======== DATASET ENTRIES
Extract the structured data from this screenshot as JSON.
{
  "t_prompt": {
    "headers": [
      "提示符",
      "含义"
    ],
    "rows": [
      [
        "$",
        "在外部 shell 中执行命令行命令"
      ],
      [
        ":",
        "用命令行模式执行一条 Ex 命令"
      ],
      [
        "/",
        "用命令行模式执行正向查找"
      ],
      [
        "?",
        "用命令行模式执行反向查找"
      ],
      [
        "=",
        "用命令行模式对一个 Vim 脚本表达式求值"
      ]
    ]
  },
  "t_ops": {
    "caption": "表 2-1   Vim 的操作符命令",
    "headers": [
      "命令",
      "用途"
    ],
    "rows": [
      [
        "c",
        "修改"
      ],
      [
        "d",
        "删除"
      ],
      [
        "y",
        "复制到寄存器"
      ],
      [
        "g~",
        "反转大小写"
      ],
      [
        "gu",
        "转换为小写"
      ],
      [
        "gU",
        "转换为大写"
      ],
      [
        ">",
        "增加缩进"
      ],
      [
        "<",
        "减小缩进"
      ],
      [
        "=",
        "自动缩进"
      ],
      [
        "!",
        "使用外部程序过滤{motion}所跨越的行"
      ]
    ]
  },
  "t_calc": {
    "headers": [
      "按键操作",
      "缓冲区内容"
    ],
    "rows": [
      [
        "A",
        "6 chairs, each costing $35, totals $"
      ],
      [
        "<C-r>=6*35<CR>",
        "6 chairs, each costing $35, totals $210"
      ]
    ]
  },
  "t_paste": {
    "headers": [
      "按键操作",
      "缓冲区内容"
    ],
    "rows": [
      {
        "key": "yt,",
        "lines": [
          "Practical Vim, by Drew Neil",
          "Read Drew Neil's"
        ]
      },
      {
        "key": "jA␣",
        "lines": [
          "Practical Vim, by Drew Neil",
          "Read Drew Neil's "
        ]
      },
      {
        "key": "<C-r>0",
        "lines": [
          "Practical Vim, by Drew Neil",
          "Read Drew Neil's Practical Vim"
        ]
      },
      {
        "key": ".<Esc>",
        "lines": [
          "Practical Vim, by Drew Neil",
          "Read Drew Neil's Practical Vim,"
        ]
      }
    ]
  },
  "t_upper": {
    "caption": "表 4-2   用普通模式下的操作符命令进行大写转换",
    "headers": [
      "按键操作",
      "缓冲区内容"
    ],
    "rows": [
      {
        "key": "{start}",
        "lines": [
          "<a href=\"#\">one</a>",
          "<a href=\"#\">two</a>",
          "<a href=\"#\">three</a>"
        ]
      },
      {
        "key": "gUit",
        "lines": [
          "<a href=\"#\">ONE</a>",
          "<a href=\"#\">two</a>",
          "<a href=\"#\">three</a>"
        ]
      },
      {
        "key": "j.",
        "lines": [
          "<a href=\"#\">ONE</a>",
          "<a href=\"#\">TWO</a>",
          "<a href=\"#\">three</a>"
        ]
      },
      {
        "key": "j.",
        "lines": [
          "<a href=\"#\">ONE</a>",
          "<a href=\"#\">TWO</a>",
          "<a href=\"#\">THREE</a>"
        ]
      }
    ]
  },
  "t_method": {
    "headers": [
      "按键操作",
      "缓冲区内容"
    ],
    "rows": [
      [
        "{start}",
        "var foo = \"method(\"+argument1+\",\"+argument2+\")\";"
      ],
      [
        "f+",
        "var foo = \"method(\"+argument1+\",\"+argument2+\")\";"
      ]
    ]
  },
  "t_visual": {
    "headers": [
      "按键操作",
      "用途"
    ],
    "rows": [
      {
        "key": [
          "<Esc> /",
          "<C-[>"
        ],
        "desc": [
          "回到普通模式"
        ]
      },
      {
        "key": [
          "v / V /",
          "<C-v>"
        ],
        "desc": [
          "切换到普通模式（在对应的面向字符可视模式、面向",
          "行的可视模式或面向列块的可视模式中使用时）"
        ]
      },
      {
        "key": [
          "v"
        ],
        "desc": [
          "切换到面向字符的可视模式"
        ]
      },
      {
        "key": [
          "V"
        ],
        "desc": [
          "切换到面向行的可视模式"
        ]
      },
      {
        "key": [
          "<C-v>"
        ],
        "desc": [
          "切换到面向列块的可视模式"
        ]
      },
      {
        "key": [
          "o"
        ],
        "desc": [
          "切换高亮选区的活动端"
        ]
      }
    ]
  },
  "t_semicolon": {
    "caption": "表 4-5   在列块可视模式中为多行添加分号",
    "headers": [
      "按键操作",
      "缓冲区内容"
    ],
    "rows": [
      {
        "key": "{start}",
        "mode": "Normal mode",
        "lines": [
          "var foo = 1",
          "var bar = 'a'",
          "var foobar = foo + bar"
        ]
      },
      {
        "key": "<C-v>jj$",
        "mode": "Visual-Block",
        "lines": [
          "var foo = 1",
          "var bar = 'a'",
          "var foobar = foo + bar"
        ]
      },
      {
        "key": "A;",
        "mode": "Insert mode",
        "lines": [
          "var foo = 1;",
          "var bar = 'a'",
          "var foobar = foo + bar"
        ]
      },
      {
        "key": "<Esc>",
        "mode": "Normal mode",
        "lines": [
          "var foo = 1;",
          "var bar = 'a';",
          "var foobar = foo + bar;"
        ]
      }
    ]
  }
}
================
TASK | Extract every entry above as it appears.

TASK ANSWER |
Extract the structured data from this screenshot as JSON.
{
  "t_prompt": {
    "headers": [
      "提示符",
      "含义"
    ],
    "rows": [
      [
        "$",
        "在外部 shell 中执行命令行命令"
      ],
      [
        ":",
        "用命令行模式执行一条 Ex 命令"
      ],
      [
        "/",
        "用命令行模式执行正向查找"
      ],
      [
        "?",
        "用命令行模式执行反向查找"
      ],
      [
        "=",
        "用命令行模式对一个 Vim 脚本表达式求值"
      ]
    ]
  },
  "t_ops": {
    "caption": "表 2-1   Vim 的操作符命令",
    "headers": [
      "命令",
      "用途"
    ],
    "rows": [
      [
        "c",
        "修改"
      ],
      [
        "d",
        "删除"
      ],
      [
        "y",
        "复制到寄存器"
      ],
      [
        "g~",
        "反转大小写"
      ],
      [
        "gu",
        "转换为小写"
      ],
      [
        "gU",
        "转换为大写"
      ],
      [
        ">",
        "增加缩进"
      ],
      [
        "<",
        "减小缩进"
      ],
      [
        "=",
        "自动缩进"
      ],
      [
        "!",
        "使用外部程序过滤{motion}所跨越的行"
      ]
    ]
  },
  "t_calc": {
    "headers": [
      "按键操作",
      "缓冲区内容"
    ],
    "rows": [
      [
        "A",
        "6 chairs, each costing $35, totals $"
      ],
      [
        "<C-r>=6*35<CR>",
        "6 chairs, each costing $35, totals $210"
      ]
    ]
  },
  "t_paste": {
    "headers": [
      "按键操作",
      "缓冲区内容"
    ],
    "rows": [
      {
        "key": "yt,",
        "lines": [
          "Practical Vim, by Drew Neil",
          "Read Drew Neil's"
        ]
      },
      {
        "key": "jA␣",
        "lines": [
          "Practical Vim, by Drew Neil",
          "Read Drew Neil's "
        ]
      },
      {
        "key": "<C-r>0",
        "lines": [
          "Practical Vim, by Drew Neil",
          "Read Drew Neil's Practical Vim"
        ]
      },
      {
        "key": ".<Esc>",
        "lines": [
          "Practical Vim, by Drew Neil",
          "Read Drew Neil's Practical Vim,"
        ]
      }
    ]
  },
  "t_upper": {
    "caption": "表 4-2   用普通模式下的操作符命令进行大写转换",
    "headers": [
      "按键操作",
      "缓冲区内容"
    ],
    "rows": [
      {
        "key": "{start}",
        "lines": [
          "<a href=\"#\">one</a>",
          "<a href=\"#\">two</a>",
          "<a href=\"#\">three</a>"
        ]
      },
      {
        "key": "gUit",
        "lines": [
          "<a href=\"#\">ONE</a>",
          "<a href=\"#\">two</a>",
          "<a href=\"#\">three</a>"
        ]
      },
      {
        "key": "j.",
        "lines": [
          "<a href=\"#\">ONE</a>",
          "<a href=\"#\">TWO</a>",
          "<a href=\"#\">three</a>"
        ]
      },
      {
        "key": "j.",
        "lines": [
          "<a href=\"#\">ONE</a>",
          "<a href=\"#\">TWO</a>",
          "<a href=\"#\">THREE</a>"
        ]
      }
    ]
  },
  "t_method": {
    "headers": [
      "按键操作",
      "缓冲区内容"
    ],
    "rows": [
      [
        "{start}",
        "var foo = \"method(\"+argument1+\",\"+argument2+\")\";"
      ],
      [
        "f+",
        "var foo = \"method(\"+argument1+\",\"+argument2+\")\";"
      ]
    ]
  },
  "t_visual": {
    "headers": [
      "按键操作",
      "用途"
    ],
    "rows": [
      {
        "key": [
          "<Esc> /",
          "<C-[>"
        ],
        "desc": [
          "回到普通模式"
        ]
      },
      {
        "key": [
          "v / V /",
          "<C-v>"
        ],
        "desc": [
          "切换到普通模式（在对应的面向字符可视模式、面向",
          "行的可视模式或面向列块的可视模式中使用时）"
        ]
      },
      {
        "key": [
          "v"
        ],
        "desc": [
          "切换到面向字符的可视模式"
        ]
      },
      {
        "key": [
          "V"
        ],
        "desc": [
          "切换到面向行的可视模式"
        ]
      },
      {
        "key": [
          "<C-v>"
        ],
        "desc": [
          "切换到面向列块的可视模式"
        ]
      },
      {
        "key": [
          "o"
        ],
        "desc": [
          "切换高亮选区的活动端"
        ]
      }
    ]
  },
  "t_semicolon": {
    "caption": "表 4-5   在列块可视模式中为多行添加分号",
    "headers": [
      "按键操作",
      "缓冲区内容"
    ],
    "rows": [
      {
        "key": "{start}",
        "mode": "Normal mode",
        "lines": [
          "var foo = 1",
          "var bar = 'a'",
          "var foobar = foo + bar"
        ]
      },
      {
        "key": "<C-v>jj$",
        "mode": "Visual-Block",
        "lines": [
          "var foo = 1",
          "var bar = 'a'",
          "var foobar = foo + bar"
        ]
      },
      {
        "key": "A;",
        "mode": "Insert mode",
        "lines": [
          "var foo = 1;",
          "var bar = 'a'",
          "var foobar = foo + bar"
        ]
      },
      {
        "key": "<Esc>",
        "mode": "Normal mode",
        "lines": [
          "var foo = 1;",
          "var bar = 'a';",
          "var foobar = foo + bar;"
        ]
      }
    ]
  }
}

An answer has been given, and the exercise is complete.